> Figure contents as structured data

---

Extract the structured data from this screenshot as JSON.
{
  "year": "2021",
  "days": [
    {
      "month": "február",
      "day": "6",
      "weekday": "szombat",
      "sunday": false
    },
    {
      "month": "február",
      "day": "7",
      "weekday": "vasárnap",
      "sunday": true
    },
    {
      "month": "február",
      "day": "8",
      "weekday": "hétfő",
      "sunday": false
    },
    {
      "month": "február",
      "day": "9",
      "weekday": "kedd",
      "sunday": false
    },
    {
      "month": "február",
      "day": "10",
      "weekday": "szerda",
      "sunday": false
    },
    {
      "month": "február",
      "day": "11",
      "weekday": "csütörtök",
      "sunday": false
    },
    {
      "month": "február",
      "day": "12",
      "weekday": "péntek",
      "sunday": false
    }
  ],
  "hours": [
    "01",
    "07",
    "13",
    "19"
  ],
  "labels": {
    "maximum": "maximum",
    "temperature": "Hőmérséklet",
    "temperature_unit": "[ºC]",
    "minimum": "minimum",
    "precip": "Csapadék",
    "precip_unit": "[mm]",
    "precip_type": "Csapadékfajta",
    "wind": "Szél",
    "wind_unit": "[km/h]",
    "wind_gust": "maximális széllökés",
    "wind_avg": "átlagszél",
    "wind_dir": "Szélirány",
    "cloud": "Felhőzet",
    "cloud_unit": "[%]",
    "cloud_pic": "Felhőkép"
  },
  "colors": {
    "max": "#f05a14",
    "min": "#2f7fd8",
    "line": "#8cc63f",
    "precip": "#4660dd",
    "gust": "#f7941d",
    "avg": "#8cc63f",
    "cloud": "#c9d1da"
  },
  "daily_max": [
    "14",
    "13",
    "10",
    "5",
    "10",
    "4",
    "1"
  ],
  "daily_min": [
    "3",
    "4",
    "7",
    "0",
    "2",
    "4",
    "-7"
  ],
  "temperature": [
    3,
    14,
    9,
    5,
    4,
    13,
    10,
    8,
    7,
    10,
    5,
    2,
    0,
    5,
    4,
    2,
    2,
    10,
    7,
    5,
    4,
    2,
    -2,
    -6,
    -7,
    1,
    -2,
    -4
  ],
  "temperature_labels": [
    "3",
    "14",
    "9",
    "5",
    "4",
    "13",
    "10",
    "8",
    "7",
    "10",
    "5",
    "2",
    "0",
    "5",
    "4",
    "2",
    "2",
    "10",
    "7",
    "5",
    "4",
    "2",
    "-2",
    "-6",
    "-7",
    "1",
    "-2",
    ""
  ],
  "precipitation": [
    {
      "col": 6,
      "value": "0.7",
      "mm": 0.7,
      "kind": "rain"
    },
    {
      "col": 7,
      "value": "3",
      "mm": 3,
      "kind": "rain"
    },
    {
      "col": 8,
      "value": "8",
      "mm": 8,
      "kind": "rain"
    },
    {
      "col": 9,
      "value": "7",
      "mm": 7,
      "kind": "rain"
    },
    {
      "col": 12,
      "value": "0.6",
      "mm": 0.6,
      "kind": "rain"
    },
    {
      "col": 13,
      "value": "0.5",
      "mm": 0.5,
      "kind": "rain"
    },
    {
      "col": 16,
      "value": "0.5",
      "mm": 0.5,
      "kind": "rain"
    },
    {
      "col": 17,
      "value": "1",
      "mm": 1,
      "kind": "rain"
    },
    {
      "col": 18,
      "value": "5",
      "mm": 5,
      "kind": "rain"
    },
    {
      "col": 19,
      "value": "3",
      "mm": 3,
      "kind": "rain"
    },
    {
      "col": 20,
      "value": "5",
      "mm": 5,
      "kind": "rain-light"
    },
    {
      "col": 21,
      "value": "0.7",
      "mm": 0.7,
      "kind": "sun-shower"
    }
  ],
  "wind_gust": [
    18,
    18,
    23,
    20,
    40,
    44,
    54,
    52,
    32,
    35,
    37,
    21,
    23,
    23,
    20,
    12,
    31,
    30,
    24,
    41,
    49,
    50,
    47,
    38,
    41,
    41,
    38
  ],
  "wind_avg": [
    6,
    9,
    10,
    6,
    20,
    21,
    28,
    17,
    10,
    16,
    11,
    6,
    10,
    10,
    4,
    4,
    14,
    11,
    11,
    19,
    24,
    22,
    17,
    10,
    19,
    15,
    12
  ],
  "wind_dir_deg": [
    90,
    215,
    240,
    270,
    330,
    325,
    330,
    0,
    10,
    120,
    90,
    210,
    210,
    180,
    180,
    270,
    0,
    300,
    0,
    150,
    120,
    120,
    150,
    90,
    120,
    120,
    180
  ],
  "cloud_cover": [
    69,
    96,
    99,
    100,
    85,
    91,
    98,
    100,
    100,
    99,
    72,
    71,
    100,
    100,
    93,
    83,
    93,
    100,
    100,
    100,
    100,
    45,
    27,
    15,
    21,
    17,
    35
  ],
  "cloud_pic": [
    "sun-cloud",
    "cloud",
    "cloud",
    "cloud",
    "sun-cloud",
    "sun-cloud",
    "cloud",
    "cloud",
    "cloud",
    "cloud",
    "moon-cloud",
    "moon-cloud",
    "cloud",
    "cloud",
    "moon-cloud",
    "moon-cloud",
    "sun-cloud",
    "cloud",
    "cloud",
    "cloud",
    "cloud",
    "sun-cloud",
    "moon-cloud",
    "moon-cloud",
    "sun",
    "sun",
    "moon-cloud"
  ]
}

---

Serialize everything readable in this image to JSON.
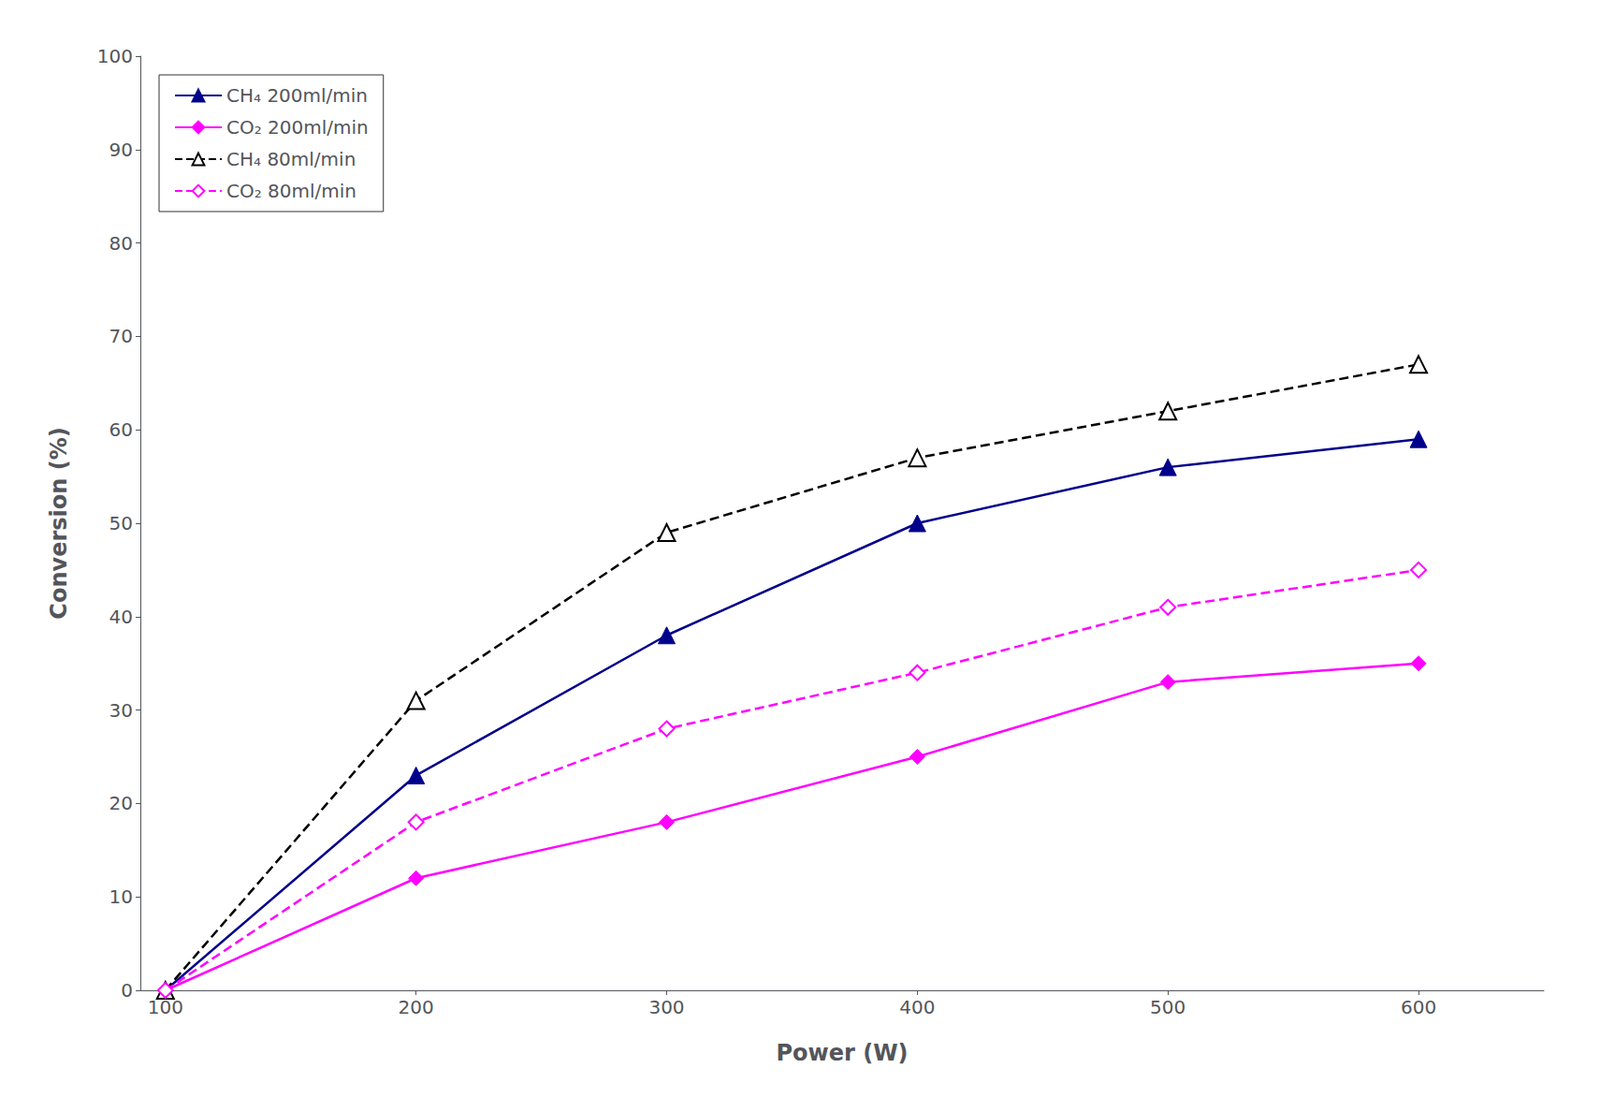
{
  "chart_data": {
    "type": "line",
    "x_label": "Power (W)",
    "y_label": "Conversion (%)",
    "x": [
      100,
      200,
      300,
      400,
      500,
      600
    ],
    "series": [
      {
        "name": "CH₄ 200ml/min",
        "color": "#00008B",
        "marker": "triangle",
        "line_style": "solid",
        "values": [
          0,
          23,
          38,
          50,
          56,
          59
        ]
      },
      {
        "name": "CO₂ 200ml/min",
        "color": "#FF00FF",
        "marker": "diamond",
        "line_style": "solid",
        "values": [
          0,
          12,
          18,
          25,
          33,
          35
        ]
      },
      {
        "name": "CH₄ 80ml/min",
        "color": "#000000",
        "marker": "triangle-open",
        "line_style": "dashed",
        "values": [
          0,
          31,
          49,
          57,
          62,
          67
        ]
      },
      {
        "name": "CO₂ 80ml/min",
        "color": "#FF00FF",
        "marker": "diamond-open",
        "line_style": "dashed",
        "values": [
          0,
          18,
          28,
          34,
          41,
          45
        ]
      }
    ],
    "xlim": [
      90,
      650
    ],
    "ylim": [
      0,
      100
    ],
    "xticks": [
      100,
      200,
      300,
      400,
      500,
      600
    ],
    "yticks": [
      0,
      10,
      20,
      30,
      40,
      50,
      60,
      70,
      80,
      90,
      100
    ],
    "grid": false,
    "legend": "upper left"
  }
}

---

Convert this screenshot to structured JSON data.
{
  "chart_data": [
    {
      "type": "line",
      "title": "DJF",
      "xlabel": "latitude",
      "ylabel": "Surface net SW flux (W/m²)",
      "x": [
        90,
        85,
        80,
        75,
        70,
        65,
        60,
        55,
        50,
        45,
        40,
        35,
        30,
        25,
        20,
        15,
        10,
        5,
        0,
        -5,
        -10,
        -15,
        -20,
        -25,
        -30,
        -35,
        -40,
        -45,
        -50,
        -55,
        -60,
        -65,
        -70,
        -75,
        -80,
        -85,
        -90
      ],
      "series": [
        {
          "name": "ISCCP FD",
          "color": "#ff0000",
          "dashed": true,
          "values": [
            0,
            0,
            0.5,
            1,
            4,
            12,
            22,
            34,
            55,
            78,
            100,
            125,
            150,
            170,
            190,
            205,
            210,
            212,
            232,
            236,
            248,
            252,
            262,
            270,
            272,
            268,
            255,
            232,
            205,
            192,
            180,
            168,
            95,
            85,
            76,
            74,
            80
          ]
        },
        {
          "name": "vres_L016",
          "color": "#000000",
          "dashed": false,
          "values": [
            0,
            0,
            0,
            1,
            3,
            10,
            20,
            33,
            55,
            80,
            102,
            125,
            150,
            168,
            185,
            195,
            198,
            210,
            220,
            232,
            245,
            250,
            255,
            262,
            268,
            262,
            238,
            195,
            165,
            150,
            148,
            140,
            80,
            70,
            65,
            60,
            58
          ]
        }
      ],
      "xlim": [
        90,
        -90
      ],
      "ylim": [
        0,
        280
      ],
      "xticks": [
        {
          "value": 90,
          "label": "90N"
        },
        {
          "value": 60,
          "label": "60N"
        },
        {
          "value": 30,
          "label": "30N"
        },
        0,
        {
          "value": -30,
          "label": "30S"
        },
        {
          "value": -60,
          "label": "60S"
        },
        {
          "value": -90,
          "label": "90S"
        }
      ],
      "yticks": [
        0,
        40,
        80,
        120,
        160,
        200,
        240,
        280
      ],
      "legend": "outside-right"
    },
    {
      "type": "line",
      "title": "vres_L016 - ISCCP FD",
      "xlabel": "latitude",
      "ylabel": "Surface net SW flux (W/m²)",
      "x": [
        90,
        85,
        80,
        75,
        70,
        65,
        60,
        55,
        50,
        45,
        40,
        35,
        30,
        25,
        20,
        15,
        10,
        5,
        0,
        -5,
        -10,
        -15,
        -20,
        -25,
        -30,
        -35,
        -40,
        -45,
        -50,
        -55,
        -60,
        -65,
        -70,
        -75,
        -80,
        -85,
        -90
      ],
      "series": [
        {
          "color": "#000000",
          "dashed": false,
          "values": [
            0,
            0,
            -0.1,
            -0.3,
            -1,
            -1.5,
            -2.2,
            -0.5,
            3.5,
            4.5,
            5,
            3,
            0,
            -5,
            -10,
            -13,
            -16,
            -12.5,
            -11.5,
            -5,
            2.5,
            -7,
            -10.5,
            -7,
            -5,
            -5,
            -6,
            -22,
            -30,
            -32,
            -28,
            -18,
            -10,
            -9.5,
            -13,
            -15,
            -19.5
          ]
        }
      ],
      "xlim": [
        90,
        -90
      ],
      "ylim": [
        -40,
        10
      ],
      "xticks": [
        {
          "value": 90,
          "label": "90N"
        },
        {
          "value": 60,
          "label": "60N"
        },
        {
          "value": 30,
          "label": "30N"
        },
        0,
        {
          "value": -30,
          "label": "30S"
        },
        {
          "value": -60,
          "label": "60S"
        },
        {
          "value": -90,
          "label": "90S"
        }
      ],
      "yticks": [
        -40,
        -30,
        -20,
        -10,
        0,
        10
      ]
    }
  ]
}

---

> Prompt
How many lines in these records hold the string "this"? Reply with the number alone.

> Output of the exercise
3